[[ DATASET EXCERPTS, beginning ]]

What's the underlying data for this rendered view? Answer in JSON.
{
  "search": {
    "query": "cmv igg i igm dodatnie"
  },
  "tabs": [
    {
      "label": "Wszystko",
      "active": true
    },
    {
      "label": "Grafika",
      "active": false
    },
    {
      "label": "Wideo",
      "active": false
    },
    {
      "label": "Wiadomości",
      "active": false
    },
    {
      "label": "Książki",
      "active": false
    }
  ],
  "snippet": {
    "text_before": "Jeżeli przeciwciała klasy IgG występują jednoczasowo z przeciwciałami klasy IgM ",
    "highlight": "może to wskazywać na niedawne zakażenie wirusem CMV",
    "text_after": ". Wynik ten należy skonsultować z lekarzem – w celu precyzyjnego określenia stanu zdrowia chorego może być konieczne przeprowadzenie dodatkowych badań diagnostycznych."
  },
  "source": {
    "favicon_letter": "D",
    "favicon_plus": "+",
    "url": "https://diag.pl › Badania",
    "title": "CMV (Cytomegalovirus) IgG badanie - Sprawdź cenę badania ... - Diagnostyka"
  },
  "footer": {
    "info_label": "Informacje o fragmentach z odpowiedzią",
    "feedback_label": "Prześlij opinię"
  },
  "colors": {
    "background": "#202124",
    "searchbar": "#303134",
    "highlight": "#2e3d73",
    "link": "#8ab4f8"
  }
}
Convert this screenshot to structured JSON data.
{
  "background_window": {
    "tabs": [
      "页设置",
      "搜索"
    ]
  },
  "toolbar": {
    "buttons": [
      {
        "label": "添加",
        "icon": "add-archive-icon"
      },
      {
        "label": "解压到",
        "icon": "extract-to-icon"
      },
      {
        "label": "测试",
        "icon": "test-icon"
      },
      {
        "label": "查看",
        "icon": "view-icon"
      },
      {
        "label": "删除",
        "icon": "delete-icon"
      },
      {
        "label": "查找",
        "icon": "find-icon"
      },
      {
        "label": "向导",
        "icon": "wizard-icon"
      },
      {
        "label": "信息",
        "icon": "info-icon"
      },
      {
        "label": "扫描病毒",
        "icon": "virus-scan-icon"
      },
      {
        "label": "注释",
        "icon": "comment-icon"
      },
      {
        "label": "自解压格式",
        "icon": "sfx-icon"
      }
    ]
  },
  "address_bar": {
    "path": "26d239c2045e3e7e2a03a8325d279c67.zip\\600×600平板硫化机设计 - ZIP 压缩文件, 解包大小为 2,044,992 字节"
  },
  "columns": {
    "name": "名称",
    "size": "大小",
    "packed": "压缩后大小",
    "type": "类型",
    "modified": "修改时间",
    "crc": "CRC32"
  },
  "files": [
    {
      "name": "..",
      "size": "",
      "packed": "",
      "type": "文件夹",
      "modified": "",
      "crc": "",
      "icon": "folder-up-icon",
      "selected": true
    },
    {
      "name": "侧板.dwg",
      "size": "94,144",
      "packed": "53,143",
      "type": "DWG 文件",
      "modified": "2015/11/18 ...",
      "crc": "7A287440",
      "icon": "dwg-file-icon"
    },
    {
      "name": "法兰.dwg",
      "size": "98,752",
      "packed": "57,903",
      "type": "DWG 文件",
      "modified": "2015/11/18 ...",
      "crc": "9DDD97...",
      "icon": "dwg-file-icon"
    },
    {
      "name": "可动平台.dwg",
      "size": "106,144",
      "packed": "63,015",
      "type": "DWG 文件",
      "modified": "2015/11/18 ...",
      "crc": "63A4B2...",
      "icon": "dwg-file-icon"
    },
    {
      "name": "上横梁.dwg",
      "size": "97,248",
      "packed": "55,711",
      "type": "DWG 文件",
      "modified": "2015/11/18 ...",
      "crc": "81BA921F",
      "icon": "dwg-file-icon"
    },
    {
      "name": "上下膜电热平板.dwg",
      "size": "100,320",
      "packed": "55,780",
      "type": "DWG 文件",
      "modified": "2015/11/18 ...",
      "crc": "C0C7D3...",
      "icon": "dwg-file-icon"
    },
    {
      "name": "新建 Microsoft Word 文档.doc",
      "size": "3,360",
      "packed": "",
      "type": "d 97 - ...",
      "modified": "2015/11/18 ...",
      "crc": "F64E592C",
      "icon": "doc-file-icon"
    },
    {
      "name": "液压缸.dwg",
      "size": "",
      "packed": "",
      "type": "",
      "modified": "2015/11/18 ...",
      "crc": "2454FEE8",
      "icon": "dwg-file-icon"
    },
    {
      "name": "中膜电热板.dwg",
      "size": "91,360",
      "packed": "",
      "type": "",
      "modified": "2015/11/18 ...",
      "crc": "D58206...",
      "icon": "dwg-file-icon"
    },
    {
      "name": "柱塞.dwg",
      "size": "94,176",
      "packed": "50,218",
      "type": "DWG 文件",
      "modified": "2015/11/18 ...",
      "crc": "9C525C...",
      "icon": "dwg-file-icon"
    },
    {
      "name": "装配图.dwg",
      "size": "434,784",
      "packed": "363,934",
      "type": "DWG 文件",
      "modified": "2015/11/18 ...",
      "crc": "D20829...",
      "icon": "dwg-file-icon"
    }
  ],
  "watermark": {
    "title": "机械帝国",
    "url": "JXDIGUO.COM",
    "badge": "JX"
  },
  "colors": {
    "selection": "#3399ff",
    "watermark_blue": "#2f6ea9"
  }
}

[[ DATASET EXCERPTS, end ]]

WHAT YOU SHOULD DO |
The answer must consist of every line from the entries above that contains the string "packed".

REPLY |
    "packed": "压缩后大小",
      "packed": "",
      "packed": "53,143",
      "packed": "57,903",
      "packed": "63,015",
      "packed": "55,711",
      "packed": "55,780",
      "packed": "",
      "packed": "",
      "packed": "",
      "packed": "50,218",
      "packed": "363,934",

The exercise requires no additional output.